> **What you need to do**: Rewrite the listing below as a JSON list of strings with one string for each line, leaving out any blank lines.

> **Data for the task**:
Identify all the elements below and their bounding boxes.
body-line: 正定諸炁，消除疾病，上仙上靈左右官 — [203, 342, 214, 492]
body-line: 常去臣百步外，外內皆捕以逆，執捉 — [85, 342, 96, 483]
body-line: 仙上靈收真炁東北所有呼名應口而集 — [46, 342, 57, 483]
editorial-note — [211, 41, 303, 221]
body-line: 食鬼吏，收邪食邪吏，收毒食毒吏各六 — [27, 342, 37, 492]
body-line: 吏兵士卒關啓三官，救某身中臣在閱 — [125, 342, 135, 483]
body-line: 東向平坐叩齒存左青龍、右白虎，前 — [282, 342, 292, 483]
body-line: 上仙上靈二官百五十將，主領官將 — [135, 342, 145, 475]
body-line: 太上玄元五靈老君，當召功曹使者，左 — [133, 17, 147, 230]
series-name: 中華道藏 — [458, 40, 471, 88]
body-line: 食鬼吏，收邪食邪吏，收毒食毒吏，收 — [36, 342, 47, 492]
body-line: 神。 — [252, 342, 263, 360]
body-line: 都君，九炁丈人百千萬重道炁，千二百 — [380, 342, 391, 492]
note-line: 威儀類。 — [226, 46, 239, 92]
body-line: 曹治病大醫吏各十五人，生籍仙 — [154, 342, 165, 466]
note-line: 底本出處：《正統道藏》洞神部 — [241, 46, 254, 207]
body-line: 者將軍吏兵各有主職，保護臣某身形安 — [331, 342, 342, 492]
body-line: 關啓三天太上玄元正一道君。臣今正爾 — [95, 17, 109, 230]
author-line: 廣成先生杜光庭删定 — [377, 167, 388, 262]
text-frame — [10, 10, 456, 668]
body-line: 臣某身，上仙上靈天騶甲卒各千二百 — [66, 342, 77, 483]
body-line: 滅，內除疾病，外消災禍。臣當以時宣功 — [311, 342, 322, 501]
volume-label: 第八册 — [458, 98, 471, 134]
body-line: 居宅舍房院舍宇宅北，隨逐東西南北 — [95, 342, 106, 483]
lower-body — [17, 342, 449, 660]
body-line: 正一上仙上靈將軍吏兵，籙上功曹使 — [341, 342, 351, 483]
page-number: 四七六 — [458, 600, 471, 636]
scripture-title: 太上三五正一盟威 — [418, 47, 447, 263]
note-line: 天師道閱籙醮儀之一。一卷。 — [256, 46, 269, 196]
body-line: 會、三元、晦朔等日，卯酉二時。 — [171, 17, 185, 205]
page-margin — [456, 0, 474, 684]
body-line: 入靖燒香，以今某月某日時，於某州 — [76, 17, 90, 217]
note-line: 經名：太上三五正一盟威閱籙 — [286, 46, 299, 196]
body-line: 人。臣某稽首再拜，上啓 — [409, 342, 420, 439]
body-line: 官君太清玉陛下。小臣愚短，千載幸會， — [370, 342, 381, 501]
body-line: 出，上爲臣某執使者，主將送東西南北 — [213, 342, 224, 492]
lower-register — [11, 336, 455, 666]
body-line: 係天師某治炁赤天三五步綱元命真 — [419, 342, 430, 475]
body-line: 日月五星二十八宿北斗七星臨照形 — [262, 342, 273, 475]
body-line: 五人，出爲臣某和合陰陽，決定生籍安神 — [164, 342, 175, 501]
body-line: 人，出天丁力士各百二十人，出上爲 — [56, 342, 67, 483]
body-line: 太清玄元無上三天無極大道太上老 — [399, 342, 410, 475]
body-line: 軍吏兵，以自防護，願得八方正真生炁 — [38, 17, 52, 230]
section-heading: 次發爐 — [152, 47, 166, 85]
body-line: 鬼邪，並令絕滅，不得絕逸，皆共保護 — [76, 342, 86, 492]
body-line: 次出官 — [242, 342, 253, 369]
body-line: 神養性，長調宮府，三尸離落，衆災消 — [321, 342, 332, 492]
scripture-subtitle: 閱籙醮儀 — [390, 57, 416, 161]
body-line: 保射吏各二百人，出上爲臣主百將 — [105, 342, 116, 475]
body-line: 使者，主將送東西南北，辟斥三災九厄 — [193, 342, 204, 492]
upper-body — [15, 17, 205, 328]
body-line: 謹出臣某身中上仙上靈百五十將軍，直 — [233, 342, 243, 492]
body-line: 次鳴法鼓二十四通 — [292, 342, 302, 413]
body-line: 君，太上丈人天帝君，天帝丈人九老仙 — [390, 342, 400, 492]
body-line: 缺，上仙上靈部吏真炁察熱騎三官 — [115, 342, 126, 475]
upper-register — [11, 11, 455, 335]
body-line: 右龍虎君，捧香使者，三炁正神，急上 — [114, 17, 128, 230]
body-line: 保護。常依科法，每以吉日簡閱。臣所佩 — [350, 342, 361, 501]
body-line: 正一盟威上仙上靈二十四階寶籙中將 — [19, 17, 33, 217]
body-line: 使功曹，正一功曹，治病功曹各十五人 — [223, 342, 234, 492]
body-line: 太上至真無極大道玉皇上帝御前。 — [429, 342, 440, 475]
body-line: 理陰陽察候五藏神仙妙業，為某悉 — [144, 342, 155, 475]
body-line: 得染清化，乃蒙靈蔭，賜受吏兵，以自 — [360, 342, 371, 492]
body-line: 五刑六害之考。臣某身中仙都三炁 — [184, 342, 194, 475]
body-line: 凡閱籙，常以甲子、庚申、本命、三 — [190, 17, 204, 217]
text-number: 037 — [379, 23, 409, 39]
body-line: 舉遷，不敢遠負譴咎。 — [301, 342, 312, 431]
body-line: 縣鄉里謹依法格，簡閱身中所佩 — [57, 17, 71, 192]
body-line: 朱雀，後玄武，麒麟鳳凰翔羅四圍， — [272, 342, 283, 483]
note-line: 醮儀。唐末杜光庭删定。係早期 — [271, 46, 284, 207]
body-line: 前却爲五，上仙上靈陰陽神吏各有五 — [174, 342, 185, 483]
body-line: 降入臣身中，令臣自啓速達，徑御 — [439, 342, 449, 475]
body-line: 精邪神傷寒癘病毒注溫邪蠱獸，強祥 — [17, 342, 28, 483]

> **Correct response**:
[
  "Identify all the elements below and their bounding boxes.",
  "body-line: 正定諸炁，消除疾病，上仙上靈左右官 — [203, 342, 214, 492]",
  "body-line: 常去臣百步外，外內皆捕以逆，執捉 — [85, 342, 96, 483]",
  "body-line: 仙上靈收真炁東北所有呼名應口而集 — [46, 342, 57, 483]",
  "editorial-note — [211, 41, 303, 221]",
  "body-line: 食鬼吏，收邪食邪吏，收毒食毒吏各六 — [27, 342, 37, 492]",
  "body-line: 吏兵士卒關啓三官，救某身中臣在閱 — [125, 342, 135, 483]",
  "body-line: 東向平坐叩齒存左青龍、右白虎，前 — [282, 342, 292, 483]",
  "body-line: 上仙上靈二官百五十將，主領官將 — [135, 342, 145, 475]",
  "body-line: 太上玄元五靈老君，當召功曹使者，左 — [133, 17, 147, 230]",
  "series-name: 中華道藏 — [458, 40, 471, 88]",
  "body-line: 食鬼吏，收邪食邪吏，收毒食毒吏，收 — [36, 342, 47, 492]",
  "body-line: 神。 — [252, 342, 263, 360]",
  "body-line: 都君，九炁丈人百千萬重道炁，千二百 — [380, 342, 391, 492]",
  "note-line: 威儀類。 — [226, 46, 239, 92]",
  "body-line: 曹治病大醫吏各十五人，生籍仙 — [154, 342, 165, 466]",
  "note-line: 底本出處：《正統道藏》洞神部 — [241, 46, 254, 207]",
  "body-line: 者將軍吏兵各有主職，保護臣某身形安 — [331, 342, 342, 492]",
  "body-line: 關啓三天太上玄元正一道君。臣今正爾 — [95, 17, 109, 230]",
  "author-line: 廣成先生杜光庭删定 — [377, 167, 388, 262]",
  "text-frame — [10, 10, 456, 668]",
  "body-line: 臣某身，上仙上靈天騶甲卒各千二百 — [66, 342, 77, 483]",
  "body-line: 滅，內除疾病，外消災禍。臣當以時宣功 — [311, 342, 322, 501]",
  "volume-label: 第八册 — [458, 98, 471, 134]",
  "body-line: 居宅舍房院舍宇宅北，隨逐東西南北 — [95, 342, 106, 483]",
  "lower-body — [17, 342, 449, 660]",
  "body-line: 正一上仙上靈將軍吏兵，籙上功曹使 — [341, 342, 351, 483]",
  "page-number: 四七六 — [458, 600, 471, 636]",
  "scripture-title: 太上三五正一盟威 — [418, 47, 447, 263]",
  "note-line: 天師道閱籙醮儀之一。一卷。 — [256, 46, 269, 196]",
  "body-line: 會、三元、晦朔等日，卯酉二時。 — [171, 17, 185, 205]",
  "page-margin — [456, 0, 474, 684]",
  "body-line: 入靖燒香，以今某月某日時，於某州 — [76, 17, 90, 217]",
  "note-line: 經名：太上三五正一盟威閱籙 — [286, 46, 299, 196]",
  "body-line: 人。臣某稽首再拜，上啓 — [409, 342, 420, 439]",
  "body-line: 官君太清玉陛下。小臣愚短，千載幸會， — [370, 342, 381, 501]",
  "body-line: 出，上爲臣某執使者，主將送東西南北 — [213, 342, 224, 492]",
  "lower-register — [11, 336, 455, 666]",
  "body-line: 係天師某治炁赤天三五步綱元命真 — [419, 342, 430, 475]",
  "body-line: 日月五星二十八宿北斗七星臨照形 — [262, 342, 273, 475]",
  "body-line: 五人，出爲臣某和合陰陽，決定生籍安神 — [164, 342, 175, 501]",
  "body-line: 人，出天丁力士各百二十人，出上爲 — [56, 342, 67, 483]",
  "body-line: 太清玄元無上三天無極大道太上老 — [399, 342, 410, 475]",
  "body-line: 軍吏兵，以自防護，願得八方正真生炁 — [38, 17, 52, 230]",
  "section-heading: 次發爐 — [152, 47, 166, 85]",
  "body-line: 鬼邪，並令絕滅，不得絕逸，皆共保護 — [76, 342, 86, 492]",
  "body-line: 次出官 — [242, 342, 253, 369]",
  "body-line: 神養性，長調宮府，三尸離落，衆災消 — [321, 342, 332, 492]",
  "scripture-subtitle: 閱籙醮儀 — [390, 57, 416, 161]",
  "body-line: 保射吏各二百人，出上爲臣主百將 — [105, 342, 116, 475]",
  "body-line: 使者，主將送東西南北，辟斥三災九厄 — [193, 342, 204, 492]",
  "upper-body — [15, 17, 205, 328]",
  "body-line: 謹出臣某身中上仙上靈百五十將軍，直 — [233, 342, 243, 492]",
  "body-line: 次鳴法鼓二十四通 — [292, 342, 302, 413]",
  "body-line: 君，太上丈人天帝君，天帝丈人九老仙 — [390, 342, 400, 492]",
  "body-line: 缺，上仙上靈部吏真炁察熱騎三官 — [115, 342, 126, 475]",
  "upper-register — [11, 11, 455, 335]",
  "body-line: 右龍虎君，捧香使者，三炁正神，急上 — [114, 17, 128, 230]",
  "body-line: 保護。常依科法，每以吉日簡閱。臣所佩 — [350, 342, 361, 501]",
  "body-line: 正一盟威上仙上靈二十四階寶籙中將 — [19, 17, 33, 217]",
  "body-line: 使功曹，正一功曹，治病功曹各十五人 — [223, 342, 234, 492]",
  "body-line: 太上至真無極大道玉皇上帝御前。 — [429, 342, 440, 475]",
  "body-line: 理陰陽察候五藏神仙妙業，為某悉 — [144, 342, 155, 475]",
  "body-line: 得染清化，乃蒙靈蔭，賜受吏兵，以自 — [360, 342, 371, 492]",
  "body-line: 五刑六害之考。臣某身中仙都三炁 — [184, 342, 194, 475]",
  "body-line: 凡閱籙，常以甲子、庚申、本命、三 — [190, 17, 204, 217]",
  "text-number: 037 — [379, 23, 409, 39]",
  "body-line: 舉遷，不敢遠負譴咎。 — [301, 342, 312, 431]",
  "body-line: 縣鄉里謹依法格，簡閱身中所佩 — [57, 17, 71, 192]",
  "body-line: 朱雀，後玄武，麒麟鳳凰翔羅四圍， — [272, 342, 283, 483]",
  "note-line: 醮儀。唐末杜光庭删定。係早期 — [271, 46, 284, 207]",
  "body-line: 前却爲五，上仙上靈陰陽神吏各有五 — [174, 342, 185, 483]",
  "body-line: 降入臣身中，令臣自啓速達，徑御 — [439, 342, 449, 475]",
  "body-line: 精邪神傷寒癘病毒注溫邪蠱獸，強祥 — [17, 342, 28, 483]"
]